--- THE EXERCISE ---
State the number of lines in these records holding "values". Say nothing more.

--- PROVIDED MATERIAL ---
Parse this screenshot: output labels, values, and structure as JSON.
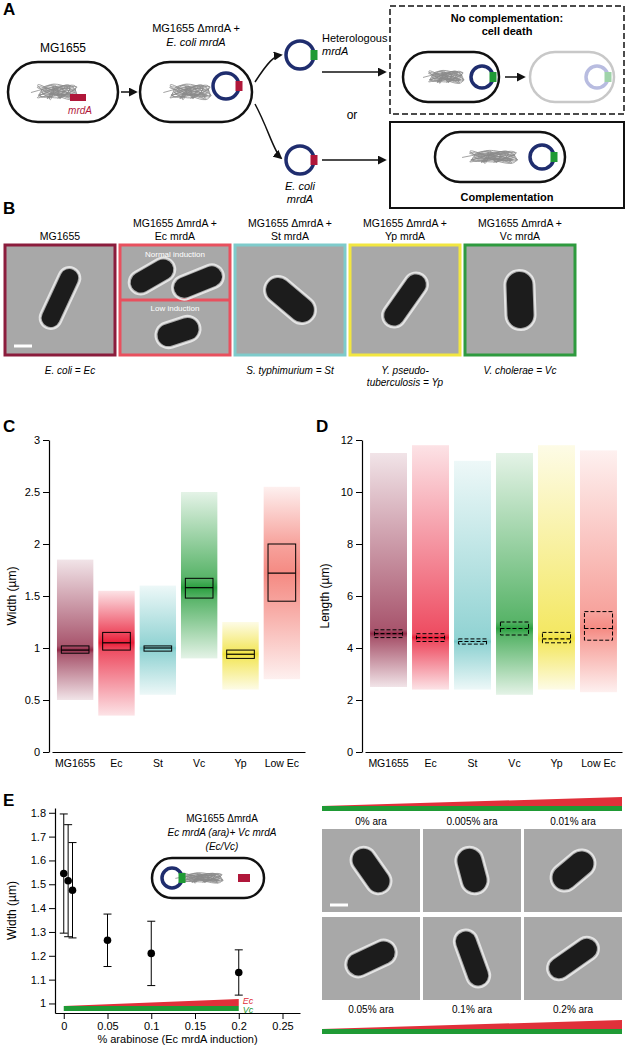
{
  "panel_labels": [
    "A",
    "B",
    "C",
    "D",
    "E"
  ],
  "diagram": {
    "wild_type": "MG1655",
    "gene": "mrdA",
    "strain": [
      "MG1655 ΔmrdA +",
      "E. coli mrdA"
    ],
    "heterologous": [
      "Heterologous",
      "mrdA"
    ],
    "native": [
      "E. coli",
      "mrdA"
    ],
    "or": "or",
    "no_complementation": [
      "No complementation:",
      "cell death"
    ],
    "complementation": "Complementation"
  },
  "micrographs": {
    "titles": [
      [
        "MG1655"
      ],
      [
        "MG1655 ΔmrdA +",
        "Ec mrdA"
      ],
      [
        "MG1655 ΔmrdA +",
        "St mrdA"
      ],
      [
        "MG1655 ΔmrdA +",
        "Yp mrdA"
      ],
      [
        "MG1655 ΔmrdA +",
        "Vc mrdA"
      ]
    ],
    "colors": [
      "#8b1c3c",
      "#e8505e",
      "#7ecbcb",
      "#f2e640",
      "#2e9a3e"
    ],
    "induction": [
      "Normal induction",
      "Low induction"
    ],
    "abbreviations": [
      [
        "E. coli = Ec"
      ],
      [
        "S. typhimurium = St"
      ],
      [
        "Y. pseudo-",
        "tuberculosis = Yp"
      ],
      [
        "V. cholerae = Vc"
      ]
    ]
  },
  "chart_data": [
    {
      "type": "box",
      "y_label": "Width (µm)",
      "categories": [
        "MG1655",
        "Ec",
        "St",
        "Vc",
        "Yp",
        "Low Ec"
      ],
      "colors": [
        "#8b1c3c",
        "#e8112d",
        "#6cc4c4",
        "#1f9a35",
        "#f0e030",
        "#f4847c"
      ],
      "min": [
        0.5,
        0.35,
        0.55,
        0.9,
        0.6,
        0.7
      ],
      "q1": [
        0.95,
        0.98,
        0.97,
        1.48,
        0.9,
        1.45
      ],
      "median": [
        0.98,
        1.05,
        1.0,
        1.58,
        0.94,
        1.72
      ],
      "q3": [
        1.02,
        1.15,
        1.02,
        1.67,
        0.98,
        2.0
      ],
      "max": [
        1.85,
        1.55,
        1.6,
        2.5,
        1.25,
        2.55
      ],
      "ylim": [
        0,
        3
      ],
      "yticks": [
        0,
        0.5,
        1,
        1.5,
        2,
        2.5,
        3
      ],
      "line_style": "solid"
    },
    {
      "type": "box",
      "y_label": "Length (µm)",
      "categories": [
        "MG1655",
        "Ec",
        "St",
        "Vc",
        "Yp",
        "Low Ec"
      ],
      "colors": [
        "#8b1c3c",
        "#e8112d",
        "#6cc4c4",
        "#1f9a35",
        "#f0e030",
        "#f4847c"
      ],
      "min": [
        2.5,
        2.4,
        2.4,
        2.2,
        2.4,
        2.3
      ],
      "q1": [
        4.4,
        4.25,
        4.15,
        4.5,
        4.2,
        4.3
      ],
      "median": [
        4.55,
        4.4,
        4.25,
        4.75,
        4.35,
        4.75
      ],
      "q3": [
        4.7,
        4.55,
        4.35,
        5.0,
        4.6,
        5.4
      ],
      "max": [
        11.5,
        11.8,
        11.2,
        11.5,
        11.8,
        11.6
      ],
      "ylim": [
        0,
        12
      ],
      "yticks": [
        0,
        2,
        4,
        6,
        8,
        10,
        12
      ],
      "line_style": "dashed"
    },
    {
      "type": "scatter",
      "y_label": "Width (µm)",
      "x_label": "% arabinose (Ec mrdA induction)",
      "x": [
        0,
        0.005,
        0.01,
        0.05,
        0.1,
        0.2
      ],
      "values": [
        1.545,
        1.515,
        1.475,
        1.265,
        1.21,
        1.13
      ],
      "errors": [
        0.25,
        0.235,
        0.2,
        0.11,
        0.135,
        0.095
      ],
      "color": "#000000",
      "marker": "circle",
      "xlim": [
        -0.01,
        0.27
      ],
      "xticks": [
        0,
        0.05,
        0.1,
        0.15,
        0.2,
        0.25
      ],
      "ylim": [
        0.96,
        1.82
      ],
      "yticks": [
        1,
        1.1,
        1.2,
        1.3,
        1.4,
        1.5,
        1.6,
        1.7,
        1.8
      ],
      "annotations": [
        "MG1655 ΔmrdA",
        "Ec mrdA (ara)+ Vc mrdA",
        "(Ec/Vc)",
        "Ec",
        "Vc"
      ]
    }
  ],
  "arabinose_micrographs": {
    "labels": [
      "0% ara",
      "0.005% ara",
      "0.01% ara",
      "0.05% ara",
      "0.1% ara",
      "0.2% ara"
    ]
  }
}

--- EXERCISE ANSWER ---
2